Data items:
+ + + + +
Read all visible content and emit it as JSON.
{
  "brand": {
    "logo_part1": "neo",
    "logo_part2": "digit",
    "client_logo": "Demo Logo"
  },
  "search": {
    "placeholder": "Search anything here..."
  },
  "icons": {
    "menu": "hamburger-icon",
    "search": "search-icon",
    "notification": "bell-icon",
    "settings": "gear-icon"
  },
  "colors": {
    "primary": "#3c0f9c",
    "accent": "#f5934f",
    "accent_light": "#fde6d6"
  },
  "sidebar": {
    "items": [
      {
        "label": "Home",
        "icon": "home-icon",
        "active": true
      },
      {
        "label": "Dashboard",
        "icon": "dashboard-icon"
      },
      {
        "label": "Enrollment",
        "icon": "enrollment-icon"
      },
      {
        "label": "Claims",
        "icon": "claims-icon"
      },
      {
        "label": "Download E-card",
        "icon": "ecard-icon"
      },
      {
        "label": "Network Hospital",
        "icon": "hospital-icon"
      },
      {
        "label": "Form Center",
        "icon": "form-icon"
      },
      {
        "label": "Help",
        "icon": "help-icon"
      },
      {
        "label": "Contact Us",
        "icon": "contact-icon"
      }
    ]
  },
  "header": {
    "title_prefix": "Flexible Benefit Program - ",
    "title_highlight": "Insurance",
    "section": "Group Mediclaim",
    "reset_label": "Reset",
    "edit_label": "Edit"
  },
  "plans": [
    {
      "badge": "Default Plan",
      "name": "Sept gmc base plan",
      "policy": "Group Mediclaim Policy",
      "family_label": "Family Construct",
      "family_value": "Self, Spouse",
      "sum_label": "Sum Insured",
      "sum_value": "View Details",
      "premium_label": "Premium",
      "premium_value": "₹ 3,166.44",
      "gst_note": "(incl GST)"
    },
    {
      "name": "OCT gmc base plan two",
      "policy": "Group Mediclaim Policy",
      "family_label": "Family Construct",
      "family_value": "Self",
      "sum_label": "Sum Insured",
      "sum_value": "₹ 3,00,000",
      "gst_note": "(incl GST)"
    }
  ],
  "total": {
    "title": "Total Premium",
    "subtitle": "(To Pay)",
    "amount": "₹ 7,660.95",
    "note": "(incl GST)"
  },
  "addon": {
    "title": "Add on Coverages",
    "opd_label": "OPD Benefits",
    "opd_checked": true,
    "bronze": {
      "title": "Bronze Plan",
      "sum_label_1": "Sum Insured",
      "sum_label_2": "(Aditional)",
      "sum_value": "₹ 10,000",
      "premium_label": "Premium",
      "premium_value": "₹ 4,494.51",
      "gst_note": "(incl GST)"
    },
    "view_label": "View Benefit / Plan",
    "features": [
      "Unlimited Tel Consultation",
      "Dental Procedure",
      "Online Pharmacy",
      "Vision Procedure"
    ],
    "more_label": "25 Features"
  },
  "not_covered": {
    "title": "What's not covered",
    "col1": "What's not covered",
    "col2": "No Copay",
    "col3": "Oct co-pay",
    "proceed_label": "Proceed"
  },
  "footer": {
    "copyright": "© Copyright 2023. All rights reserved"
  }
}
+ + + + +
→ **Given task**
Using the listing, say how many lines include the word "View", and add nothing else.

→ **Written answer**
2